Retype every entry exactly, character for character.

Provided material:
────────────────

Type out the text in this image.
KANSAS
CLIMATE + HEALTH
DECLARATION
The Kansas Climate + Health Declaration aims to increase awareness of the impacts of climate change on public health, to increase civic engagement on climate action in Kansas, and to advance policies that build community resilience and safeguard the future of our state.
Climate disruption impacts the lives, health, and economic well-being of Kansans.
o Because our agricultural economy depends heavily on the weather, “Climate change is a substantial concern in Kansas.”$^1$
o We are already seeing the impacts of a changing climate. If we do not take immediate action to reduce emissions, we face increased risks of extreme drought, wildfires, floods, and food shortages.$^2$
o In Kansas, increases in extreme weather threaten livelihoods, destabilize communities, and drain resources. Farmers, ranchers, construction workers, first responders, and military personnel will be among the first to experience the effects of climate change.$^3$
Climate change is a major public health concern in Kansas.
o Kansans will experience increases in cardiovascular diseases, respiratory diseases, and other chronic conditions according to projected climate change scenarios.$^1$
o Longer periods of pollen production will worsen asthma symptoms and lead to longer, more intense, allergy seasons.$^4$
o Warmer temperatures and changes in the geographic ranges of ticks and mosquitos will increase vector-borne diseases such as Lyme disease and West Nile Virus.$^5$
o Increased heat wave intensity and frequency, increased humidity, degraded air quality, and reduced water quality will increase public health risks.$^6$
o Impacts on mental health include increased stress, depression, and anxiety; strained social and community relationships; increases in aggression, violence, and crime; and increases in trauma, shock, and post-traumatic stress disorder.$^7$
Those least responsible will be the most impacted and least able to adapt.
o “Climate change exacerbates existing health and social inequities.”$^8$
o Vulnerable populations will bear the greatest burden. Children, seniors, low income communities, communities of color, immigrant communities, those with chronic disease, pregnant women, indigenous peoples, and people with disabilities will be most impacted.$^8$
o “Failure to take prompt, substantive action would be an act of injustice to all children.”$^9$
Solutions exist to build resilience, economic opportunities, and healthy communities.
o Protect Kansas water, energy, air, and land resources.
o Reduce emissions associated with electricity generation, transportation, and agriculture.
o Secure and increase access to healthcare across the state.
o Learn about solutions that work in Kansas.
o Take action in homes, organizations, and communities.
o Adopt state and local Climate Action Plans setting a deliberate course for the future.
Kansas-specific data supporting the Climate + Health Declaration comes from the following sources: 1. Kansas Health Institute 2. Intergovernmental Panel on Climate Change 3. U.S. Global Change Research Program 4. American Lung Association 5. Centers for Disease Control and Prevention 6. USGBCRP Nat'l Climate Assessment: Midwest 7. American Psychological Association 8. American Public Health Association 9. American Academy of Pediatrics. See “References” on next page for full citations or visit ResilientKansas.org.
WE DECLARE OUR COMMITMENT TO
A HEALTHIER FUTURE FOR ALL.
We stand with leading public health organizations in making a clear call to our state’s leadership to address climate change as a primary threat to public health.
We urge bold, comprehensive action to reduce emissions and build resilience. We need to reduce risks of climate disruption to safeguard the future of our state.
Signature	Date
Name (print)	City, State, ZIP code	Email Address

────────────────

Exercise result:
Type out the text in this image.
KANSAS
CLIMATE + HEALTH
DECLARATION
The Kansas Climate + Health Declaration aims to increase awareness of the impacts of climate change on public health, to increase civic engagement on climate action in Kansas, and to advance policies that build community resilience and safeguard the future of our state.
Climate disruption impacts the lives, health, and economic well-being of Kansans.
o Because our agricultural economy depends heavily on the weather, “Climate change is a substantial concern in Kansas.”$^1$
o We are already seeing the impacts of a changing climate. If we do not take immediate action to reduce emissions, we face increased risks of extreme drought, wildfires, floods, and food shortages.$^2$
o In Kansas, increases in extreme weather threaten livelihoods, destabilize communities, and drain resources. Farmers, ranchers, construction workers, first responders, and military personnel will be among the first to experience the effects of climate change.$^3$
Climate change is a major public health concern in Kansas.
o Kansans will experience increases in cardiovascular diseases, respiratory diseases, and other chronic conditions according to projected climate change scenarios.$^1$
o Longer periods of pollen production will worsen asthma symptoms and lead to longer, more intense, allergy seasons.$^4$
o Warmer temperatures and changes in the geographic ranges of ticks and mosquitos will increase vector-borne diseases such as Lyme disease and West Nile Virus.$^5$
o Increased heat wave intensity and frequency, increased humidity, degraded air quality, and reduced water quality will increase public health risks.$^6$
o Impacts on mental health include increased stress, depression, and anxiety; strained social and community relationships; increases in aggression, violence, and crime; and increases in trauma, shock, and post-traumatic stress disorder.$^7$
Those least responsible will be the most impacted and least able to adapt.
o “Climate change exacerbates existing health and social inequities.”$^8$
o Vulnerable populations will bear the greatest burden. Children, seniors, low income communities, communities of color, immigrant communities, those with chronic disease, pregnant women, indigenous peoples, and people with disabilities will be most impacted.$^8$
o “Failure to take prompt, substantive action would be an act of injustice to all children.”$^9$
Solutions exist to build resilience, economic opportunities, and healthy communities.
o Protect Kansas water, energy, air, and land resources.
o Reduce emissions associated with electricity generation, transportation, and agriculture.
o Secure and increase access to healthcare across the state.
o Learn about solutions that work in Kansas.
o Take action in homes, organizations, and communities.
o Adopt state and local Climate Action Plans setting a deliberate course for the future.
Kansas-specific data supporting the Climate + Health Declaration comes from the following sources: 1. Kansas Health Institute 2. Intergovernmental Panel on Climate Change 3. U.S. Global Change Research Program 4. American Lung Association 5. Centers for Disease Control and Prevention 6. USGBCRP Nat'l Climate Assessment: Midwest 7. American Psychological Association 8. American Public Health Association 9. American Academy of Pediatrics. See “References” on next page for full citations or visit ResilientKansas.org.
WE DECLARE OUR COMMITMENT TO
A HEALTHIER FUTURE FOR ALL.
We stand with leading public health organizations in making a clear call to our state’s leadership to address climate change as a primary threat to public health.
We urge bold, comprehensive action to reduce emissions and build resilience. We need to reduce risks of climate disruption to safeguard the future of our state.
Signature	Date
Name (print)	City, State, ZIP code	Email Address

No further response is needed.